Document section:
───
We sat down with industry pioneer Bill Kutik for a preview of this year’s event:

1. Where do you see the new trends in HR tech going? What’s changed since last year? (Have we moved beyond Cloud, is everything social?)

Bill Kutik (BK): This year marks an inflection point in HR technology – perhaps in all of IT – the end of one era and the beginning of another, a generational shift in computing.

It happens every 10 – 15 years and remarkably HR has often been at the leading edge of change, either because corporations thought it didn’t matter if IT experiments failed there or because it’s the only department that touches every employee in the company.

Remember, PeopleSoft released the first packaged client/server application (for HR but the first for any function) in 1989, which started the death of the mainframe. Salesforce CEO Marc Benioff’s claims aside, HR has been using hosted applications (perhaps not anyone’s version of true SaaS) for recruiting since 1998 and major web-based applications since 2000.

Now the combination of SaaS (Cloud Computing) plus Social in the Enterprise – companies using private collaborative software to get real work done – are marking a new era in computing.

These will be among the major topics this year at the HR Technology® Conference in Chicago, October 8-10.

2. Why the continued interest and investment by organizations in HR and related technologies?
───
Exercise requirements:
Reproduce the full interview excerpt on HR technology trends word for word.

[Extracted data entries]
───
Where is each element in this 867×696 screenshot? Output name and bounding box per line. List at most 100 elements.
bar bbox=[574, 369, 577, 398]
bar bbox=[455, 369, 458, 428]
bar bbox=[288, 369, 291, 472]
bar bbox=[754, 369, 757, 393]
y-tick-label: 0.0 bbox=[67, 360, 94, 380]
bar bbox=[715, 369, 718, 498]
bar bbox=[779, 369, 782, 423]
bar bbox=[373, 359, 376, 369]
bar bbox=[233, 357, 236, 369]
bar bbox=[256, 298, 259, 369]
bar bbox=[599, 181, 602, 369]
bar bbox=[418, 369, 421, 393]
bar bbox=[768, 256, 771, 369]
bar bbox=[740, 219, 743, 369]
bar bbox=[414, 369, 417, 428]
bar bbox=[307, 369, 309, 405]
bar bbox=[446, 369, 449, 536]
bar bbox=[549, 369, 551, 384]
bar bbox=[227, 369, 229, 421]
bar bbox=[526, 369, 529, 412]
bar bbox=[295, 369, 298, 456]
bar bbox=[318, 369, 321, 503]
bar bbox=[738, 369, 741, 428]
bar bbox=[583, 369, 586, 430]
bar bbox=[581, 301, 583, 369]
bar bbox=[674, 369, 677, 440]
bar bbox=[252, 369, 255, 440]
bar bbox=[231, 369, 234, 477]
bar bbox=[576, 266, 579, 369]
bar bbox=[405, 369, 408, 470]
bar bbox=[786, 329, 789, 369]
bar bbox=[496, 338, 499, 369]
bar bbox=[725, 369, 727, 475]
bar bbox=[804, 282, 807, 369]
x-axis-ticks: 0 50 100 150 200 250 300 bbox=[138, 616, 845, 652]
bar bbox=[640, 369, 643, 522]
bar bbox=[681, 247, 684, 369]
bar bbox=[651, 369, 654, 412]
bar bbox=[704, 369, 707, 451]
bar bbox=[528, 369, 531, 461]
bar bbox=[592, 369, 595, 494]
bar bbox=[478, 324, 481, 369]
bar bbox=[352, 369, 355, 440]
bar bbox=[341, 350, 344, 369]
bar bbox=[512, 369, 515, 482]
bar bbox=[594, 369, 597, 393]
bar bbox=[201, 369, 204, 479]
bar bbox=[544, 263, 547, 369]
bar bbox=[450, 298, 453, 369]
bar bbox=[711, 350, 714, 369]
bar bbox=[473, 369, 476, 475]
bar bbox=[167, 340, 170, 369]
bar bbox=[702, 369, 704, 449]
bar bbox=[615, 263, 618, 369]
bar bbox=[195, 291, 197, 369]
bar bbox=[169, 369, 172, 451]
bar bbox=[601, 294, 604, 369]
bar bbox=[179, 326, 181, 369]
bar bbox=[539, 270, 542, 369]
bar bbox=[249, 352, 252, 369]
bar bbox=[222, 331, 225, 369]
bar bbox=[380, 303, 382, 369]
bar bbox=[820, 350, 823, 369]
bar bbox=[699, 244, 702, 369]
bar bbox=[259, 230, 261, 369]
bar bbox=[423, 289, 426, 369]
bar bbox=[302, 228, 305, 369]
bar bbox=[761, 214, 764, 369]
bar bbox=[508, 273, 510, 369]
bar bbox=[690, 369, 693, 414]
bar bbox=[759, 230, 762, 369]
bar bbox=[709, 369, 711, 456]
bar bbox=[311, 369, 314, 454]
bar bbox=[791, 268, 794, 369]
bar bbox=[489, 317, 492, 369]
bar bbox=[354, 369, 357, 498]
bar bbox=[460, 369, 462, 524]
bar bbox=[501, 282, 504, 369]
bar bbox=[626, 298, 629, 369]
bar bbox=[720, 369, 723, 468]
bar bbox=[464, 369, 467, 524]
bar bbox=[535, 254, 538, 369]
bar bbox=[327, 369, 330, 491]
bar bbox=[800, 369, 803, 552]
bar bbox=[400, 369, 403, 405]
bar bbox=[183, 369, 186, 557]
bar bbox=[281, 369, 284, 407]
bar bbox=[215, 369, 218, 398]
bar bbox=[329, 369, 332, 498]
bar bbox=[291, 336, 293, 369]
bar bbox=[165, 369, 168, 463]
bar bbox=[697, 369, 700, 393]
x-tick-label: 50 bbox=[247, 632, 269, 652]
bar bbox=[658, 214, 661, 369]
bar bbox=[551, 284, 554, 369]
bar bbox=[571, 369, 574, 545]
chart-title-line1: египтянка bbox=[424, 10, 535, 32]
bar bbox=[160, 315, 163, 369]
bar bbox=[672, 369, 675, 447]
───
Expected output:
We sat down with industry pioneer Bill Kutik for a preview of this year’s event:

1. Where do you see the new trends in HR tech going? What’s changed since last year? (Have we moved beyond Cloud, is everything social?)

Bill Kutik (BK): This year marks an inflection point in HR technology – perhaps in all of IT – the end of one era and the beginning of another, a generational shift in computing.

It happens every 10 – 15 years and remarkably HR has often been at the leading edge of change, either because corporations thought it didn’t matter if IT experiments failed there or because it’s the only department that touches every employee in the company.

Remember, PeopleSoft released the first packaged client/server application (for HR but the first for any function) in 1989, which started the death of the mainframe. Salesforce CEO Marc Benioff’s claims aside, HR has been using hosted applications (perhaps not anyone’s version of true SaaS) for recruiting since 1998 and major web-based applications since 2000.

Now the combination of SaaS (Cloud Computing) plus Social in the Enterprise – companies using private collaborative software to get real work done – are marking a new era in computing.

These will be among the major topics this year at the HR Technology® Conference in Chicago, October 8-10.

2. Why the continued interest and investment by organizations in HR and related technologies?